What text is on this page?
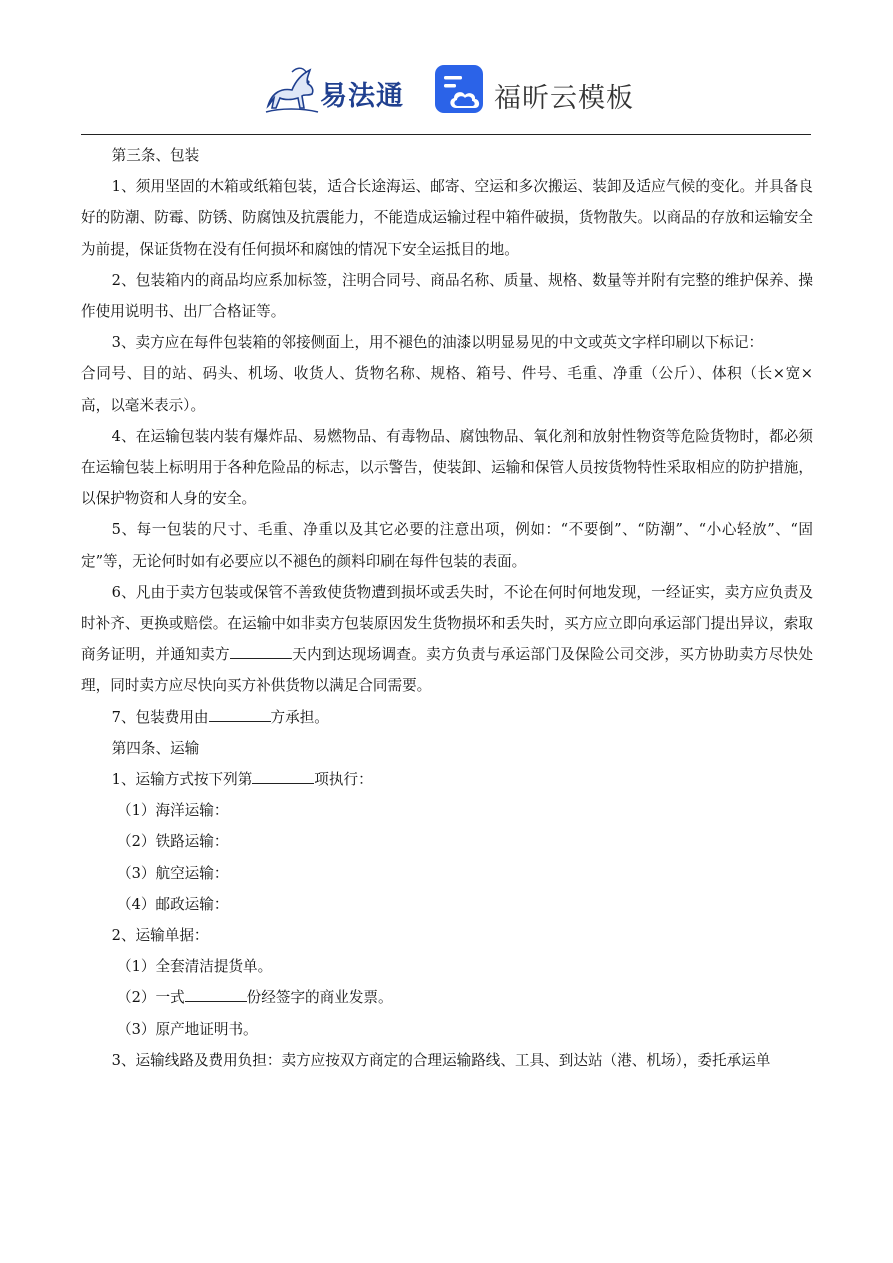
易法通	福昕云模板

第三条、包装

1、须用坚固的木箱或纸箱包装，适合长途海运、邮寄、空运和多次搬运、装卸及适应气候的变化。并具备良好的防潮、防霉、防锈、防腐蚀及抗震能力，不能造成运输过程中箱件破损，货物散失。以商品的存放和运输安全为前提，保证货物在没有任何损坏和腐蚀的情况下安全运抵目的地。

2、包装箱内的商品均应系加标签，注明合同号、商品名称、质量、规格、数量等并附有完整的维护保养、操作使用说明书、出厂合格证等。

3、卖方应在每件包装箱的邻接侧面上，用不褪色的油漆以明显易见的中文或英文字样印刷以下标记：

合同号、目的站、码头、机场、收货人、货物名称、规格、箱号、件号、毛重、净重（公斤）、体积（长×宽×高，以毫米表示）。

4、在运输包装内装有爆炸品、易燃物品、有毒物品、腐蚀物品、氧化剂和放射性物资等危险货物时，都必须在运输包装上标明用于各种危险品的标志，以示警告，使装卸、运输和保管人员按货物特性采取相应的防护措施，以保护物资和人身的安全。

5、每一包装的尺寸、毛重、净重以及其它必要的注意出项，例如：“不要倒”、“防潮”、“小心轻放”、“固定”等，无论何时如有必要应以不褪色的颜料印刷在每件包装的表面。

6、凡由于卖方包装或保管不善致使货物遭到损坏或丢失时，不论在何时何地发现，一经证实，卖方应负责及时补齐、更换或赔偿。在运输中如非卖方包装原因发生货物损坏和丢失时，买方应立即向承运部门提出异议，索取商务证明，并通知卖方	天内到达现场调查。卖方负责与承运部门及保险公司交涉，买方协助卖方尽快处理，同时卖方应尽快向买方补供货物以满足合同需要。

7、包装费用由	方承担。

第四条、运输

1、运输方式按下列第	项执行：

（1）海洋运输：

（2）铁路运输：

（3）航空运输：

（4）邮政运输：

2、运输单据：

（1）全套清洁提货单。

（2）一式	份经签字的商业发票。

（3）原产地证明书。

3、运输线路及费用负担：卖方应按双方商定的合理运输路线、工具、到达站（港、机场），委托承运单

-=-=-=-=-

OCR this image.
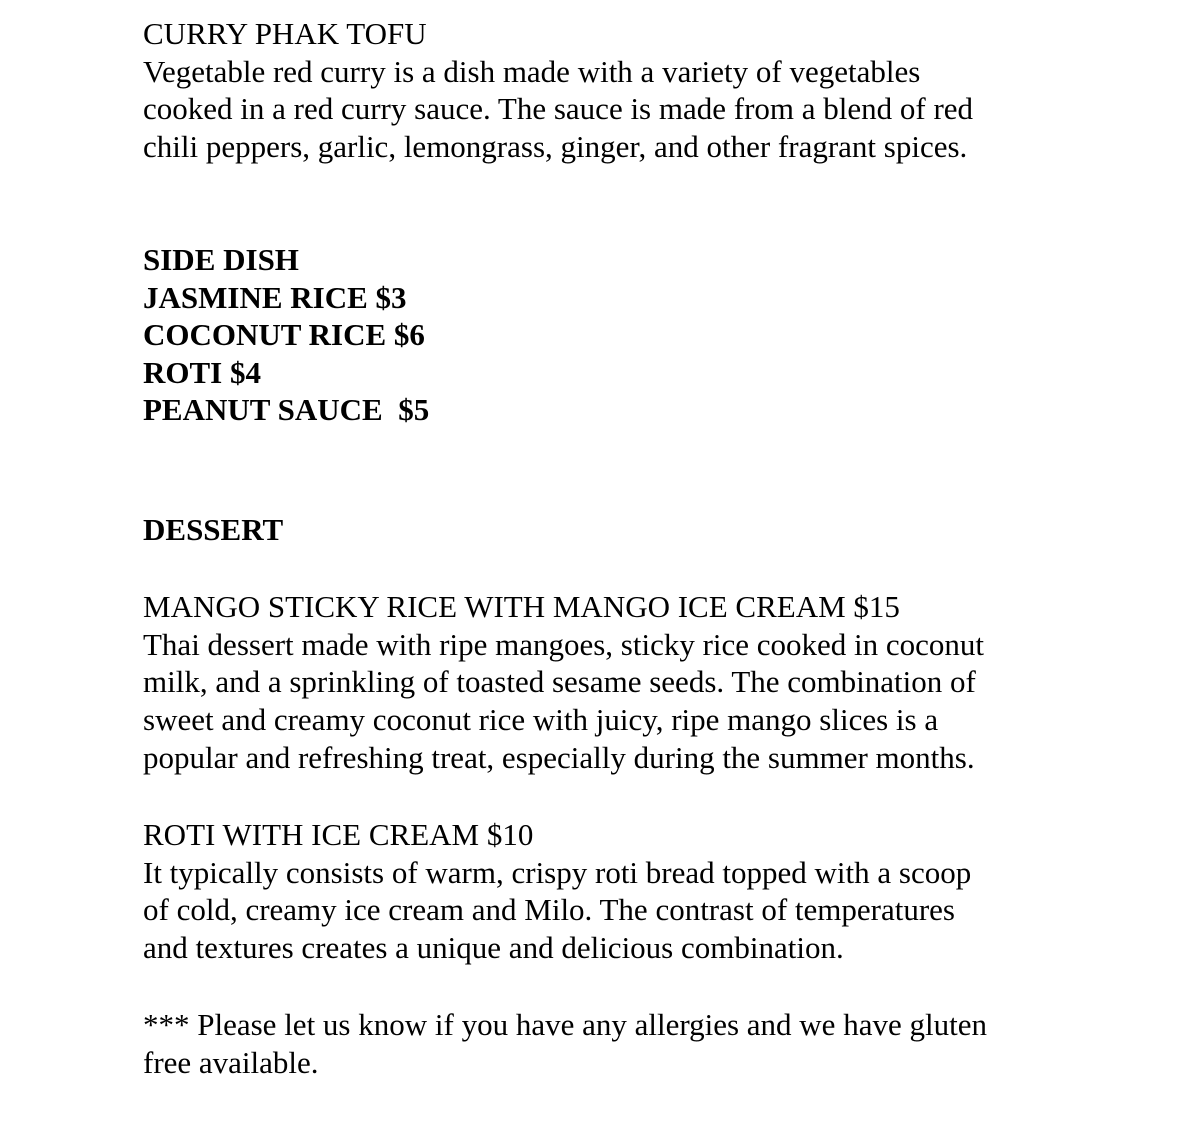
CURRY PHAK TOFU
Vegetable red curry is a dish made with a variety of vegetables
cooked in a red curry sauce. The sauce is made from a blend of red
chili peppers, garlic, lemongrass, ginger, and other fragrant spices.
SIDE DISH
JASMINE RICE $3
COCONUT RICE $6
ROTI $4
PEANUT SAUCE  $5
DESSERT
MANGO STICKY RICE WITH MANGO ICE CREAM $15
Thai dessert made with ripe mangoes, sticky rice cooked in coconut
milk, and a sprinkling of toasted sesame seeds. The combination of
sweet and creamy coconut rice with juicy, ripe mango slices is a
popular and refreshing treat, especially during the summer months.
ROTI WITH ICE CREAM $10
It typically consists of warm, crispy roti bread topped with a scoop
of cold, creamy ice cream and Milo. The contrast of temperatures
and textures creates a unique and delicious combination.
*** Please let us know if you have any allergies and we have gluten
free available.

-=-=-=-=-

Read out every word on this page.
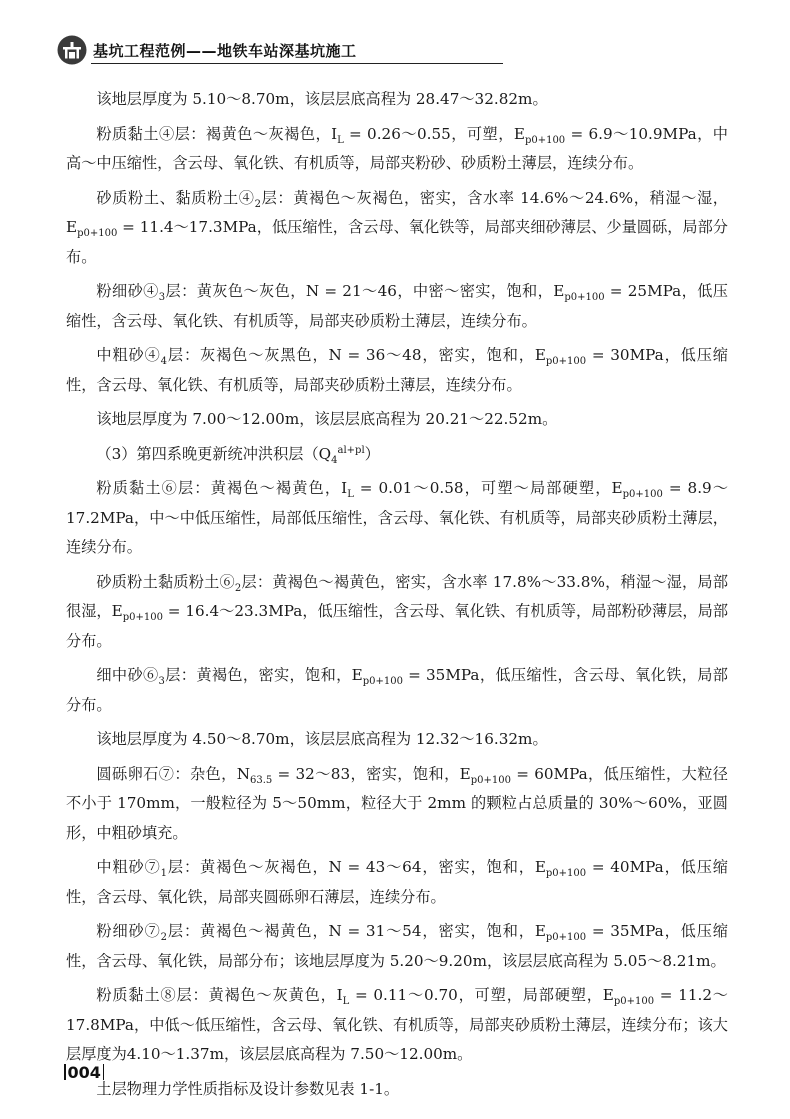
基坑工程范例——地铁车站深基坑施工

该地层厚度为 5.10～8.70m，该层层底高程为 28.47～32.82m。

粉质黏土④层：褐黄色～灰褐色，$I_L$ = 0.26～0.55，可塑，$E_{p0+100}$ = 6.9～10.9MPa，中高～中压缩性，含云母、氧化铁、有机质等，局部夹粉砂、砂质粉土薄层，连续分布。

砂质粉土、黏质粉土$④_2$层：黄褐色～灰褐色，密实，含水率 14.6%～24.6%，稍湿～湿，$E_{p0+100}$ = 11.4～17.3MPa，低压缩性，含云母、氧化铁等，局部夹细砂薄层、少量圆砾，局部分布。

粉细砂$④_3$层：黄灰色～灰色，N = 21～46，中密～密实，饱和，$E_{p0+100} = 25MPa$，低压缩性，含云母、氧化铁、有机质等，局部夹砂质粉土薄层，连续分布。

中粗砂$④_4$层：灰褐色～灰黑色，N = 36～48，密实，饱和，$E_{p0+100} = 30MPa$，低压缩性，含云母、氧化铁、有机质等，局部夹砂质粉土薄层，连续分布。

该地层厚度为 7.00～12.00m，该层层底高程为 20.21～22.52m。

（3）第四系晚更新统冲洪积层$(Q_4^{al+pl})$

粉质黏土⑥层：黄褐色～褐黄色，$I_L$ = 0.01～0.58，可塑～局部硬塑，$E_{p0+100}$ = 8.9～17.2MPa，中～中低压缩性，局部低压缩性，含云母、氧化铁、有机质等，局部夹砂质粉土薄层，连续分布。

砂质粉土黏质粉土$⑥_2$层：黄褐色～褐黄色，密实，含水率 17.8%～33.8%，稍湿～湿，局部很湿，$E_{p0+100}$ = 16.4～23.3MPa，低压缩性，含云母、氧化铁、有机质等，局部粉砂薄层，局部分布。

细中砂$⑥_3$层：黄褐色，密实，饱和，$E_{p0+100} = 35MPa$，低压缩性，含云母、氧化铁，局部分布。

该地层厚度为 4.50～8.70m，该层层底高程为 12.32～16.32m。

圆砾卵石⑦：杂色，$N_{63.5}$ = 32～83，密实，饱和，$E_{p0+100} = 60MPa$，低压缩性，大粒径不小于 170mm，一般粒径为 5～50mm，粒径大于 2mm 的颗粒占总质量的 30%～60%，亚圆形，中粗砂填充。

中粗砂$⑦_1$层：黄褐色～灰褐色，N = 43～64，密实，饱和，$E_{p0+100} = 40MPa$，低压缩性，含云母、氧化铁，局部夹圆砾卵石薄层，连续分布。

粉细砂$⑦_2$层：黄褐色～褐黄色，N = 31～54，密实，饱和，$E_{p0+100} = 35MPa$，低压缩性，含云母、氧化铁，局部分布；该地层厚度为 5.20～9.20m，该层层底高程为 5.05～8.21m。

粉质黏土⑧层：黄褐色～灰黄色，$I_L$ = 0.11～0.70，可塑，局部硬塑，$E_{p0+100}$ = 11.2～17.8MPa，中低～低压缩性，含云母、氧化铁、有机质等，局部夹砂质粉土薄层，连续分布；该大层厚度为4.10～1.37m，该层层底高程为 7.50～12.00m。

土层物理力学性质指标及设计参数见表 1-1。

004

-=-=-=-=-

• **SHORT EXERCISE**:
Pick out the lines containing the word "局部硬塑" and show them.

• **RESPONSE**:
粉质黏土⑥层：黄褐色～褐黄色，$I_L$ = 0.01～0.58，可塑～局部硬塑，$E_{p0+100}$ = 8.9～17.2MPa，中～中低压缩性，局部低压缩性，含云母、氧化铁、有机质等，局部夹砂质粉土薄层，连续分布。
粉质黏土⑧层：黄褐色～灰黄色，$I_L$ = 0.11～0.70，可塑，局部硬塑，$E_{p0+100}$ = 11.2～17.8MPa，中低～低压缩性，含云母、氧化铁、有机质等，局部夹砂质粉土薄层，连续分布；该大层厚度为4.10～1.37m，该层层底高程为 7.50～12.00m。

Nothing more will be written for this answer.